WHAT TO DO: Provide an exact reproduction of every entry.

[Dataset rows about figures]
++++++++++

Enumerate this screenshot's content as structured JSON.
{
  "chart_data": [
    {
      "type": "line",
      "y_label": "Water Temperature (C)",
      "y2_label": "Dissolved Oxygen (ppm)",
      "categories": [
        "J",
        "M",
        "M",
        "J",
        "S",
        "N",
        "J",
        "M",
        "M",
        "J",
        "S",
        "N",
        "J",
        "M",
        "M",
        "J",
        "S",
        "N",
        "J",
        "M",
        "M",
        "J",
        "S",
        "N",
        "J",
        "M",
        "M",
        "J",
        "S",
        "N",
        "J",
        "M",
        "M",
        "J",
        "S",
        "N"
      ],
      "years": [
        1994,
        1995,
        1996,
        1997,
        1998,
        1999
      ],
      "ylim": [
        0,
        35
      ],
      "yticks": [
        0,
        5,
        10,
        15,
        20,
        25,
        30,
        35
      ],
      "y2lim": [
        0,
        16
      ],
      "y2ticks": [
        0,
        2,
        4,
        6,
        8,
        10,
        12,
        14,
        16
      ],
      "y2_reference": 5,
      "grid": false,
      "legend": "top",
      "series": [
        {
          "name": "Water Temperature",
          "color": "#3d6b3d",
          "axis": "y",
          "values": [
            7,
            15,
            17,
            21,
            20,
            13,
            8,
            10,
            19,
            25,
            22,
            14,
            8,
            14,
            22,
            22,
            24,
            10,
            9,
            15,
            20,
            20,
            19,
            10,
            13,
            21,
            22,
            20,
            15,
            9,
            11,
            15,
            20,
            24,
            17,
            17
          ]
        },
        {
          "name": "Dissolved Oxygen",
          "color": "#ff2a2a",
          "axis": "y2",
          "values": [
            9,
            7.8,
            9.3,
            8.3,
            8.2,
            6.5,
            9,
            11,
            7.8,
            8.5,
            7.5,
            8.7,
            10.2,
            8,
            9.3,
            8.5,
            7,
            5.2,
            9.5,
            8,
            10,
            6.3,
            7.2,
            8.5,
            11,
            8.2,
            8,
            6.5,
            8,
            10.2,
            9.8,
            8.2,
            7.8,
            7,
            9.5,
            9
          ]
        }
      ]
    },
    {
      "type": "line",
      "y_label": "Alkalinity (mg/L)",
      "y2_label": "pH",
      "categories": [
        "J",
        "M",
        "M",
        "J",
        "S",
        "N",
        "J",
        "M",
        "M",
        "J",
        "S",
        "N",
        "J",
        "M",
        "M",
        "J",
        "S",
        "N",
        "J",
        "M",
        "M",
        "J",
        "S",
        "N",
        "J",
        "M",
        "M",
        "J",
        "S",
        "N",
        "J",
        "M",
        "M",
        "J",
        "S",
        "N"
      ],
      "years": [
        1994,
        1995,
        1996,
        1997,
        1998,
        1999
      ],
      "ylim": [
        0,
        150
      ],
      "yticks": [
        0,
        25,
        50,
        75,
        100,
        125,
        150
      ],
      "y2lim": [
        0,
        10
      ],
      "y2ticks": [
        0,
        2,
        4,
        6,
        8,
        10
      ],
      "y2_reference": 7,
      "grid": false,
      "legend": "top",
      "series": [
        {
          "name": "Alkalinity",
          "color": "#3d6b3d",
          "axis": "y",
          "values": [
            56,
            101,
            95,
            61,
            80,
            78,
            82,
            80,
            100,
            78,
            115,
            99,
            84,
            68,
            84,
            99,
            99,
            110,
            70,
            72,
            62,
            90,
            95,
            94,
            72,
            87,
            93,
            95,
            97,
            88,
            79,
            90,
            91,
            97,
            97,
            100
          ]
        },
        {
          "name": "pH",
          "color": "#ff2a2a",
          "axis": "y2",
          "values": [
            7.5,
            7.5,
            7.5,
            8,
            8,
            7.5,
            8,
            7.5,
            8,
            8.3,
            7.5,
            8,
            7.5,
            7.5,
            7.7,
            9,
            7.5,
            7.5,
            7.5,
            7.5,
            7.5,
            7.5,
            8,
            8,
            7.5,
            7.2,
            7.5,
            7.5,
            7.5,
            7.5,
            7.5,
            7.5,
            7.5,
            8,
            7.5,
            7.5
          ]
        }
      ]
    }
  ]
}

++++++++++

EXERCISE ANSWER:
Enumerate this screenshot's content as structured JSON.
{
  "chart_data": [
    {
      "type": "line",
      "y_label": "Water Temperature (C)",
      "y2_label": "Dissolved Oxygen (ppm)",
      "categories": [
        "J",
        "M",
        "M",
        "J",
        "S",
        "N",
        "J",
        "M",
        "M",
        "J",
        "S",
        "N",
        "J",
        "M",
        "M",
        "J",
        "S",
        "N",
        "J",
        "M",
        "M",
        "J",
        "S",
        "N",
        "J",
        "M",
        "M",
        "J",
        "S",
        "N",
        "J",
        "M",
        "M",
        "J",
        "S",
        "N"
      ],
      "years": [
        1994,
        1995,
        1996,
        1997,
        1998,
        1999
      ],
      "ylim": [
        0,
        35
      ],
      "yticks": [
        0,
        5,
        10,
        15,
        20,
        25,
        30,
        35
      ],
      "y2lim": [
        0,
        16
      ],
      "y2ticks": [
        0,
        2,
        4,
        6,
        8,
        10,
        12,
        14,
        16
      ],
      "y2_reference": 5,
      "grid": false,
      "legend": "top",
      "series": [
        {
          "name": "Water Temperature",
          "color": "#3d6b3d",
          "axis": "y",
          "values": [
            7,
            15,
            17,
            21,
            20,
            13,
            8,
            10,
            19,
            25,
            22,
            14,
            8,
            14,
            22,
            22,
            24,
            10,
            9,
            15,
            20,
            20,
            19,
            10,
            13,
            21,
            22,
            20,
            15,
            9,
            11,
            15,
            20,
            24,
            17,
            17
          ]
        },
        {
          "name": "Dissolved Oxygen",
          "color": "#ff2a2a",
          "axis": "y2",
          "values": [
            9,
            7.8,
            9.3,
            8.3,
            8.2,
            6.5,
            9,
            11,
            7.8,
            8.5,
            7.5,
            8.7,
            10.2,
            8,
            9.3,
            8.5,
            7,
            5.2,
            9.5,
            8,
            10,
            6.3,
            7.2,
            8.5,
            11,
            8.2,
            8,
            6.5,
            8,
            10.2,
            9.8,
            8.2,
            7.8,
            7,
            9.5,
            9
          ]
        }
      ]
    },
    {
      "type": "line",
      "y_label": "Alkalinity (mg/L)",
      "y2_label": "pH",
      "categories": [
        "J",
        "M",
        "M",
        "J",
        "S",
        "N",
        "J",
        "M",
        "M",
        "J",
        "S",
        "N",
        "J",
        "M",
        "M",
        "J",
        "S",
        "N",
        "J",
        "M",
        "M",
        "J",
        "S",
        "N",
        "J",
        "M",
        "M",
        "J",
        "S",
        "N",
        "J",
        "M",
        "M",
        "J",
        "S",
        "N"
      ],
      "years": [
        1994,
        1995,
        1996,
        1997,
        1998,
        1999
      ],
      "ylim": [
        0,
        150
      ],
      "yticks": [
        0,
        25,
        50,
        75,
        100,
        125,
        150
      ],
      "y2lim": [
        0,
        10
      ],
      "y2ticks": [
        0,
        2,
        4,
        6,
        8,
        10
      ],
      "y2_reference": 7,
      "grid": false,
      "legend": "top",
      "series": [
        {
          "name": "Alkalinity",
          "color": "#3d6b3d",
          "axis": "y",
          "values": [
            56,
            101,
            95,
            61,
            80,
            78,
            82,
            80,
            100,
            78,
            115,
            99,
            84,
            68,
            84,
            99,
            99,
            110,
            70,
            72,
            62,
            90,
            95,
            94,
            72,
            87,
            93,
            95,
            97,
            88,
            79,
            90,
            91,
            97,
            97,
            100
          ]
        },
        {
          "name": "pH",
          "color": "#ff2a2a",
          "axis": "y2",
          "values": [
            7.5,
            7.5,
            7.5,
            8,
            8,
            7.5,
            8,
            7.5,
            8,
            8.3,
            7.5,
            8,
            7.5,
            7.5,
            7.7,
            9,
            7.5,
            7.5,
            7.5,
            7.5,
            7.5,
            7.5,
            8,
            8,
            7.5,
            7.2,
            7.5,
            7.5,
            7.5,
            7.5,
            7.5,
            7.5,
            7.5,
            8,
            7.5,
            7.5
          ]
        }
      ]
    }
  ]
}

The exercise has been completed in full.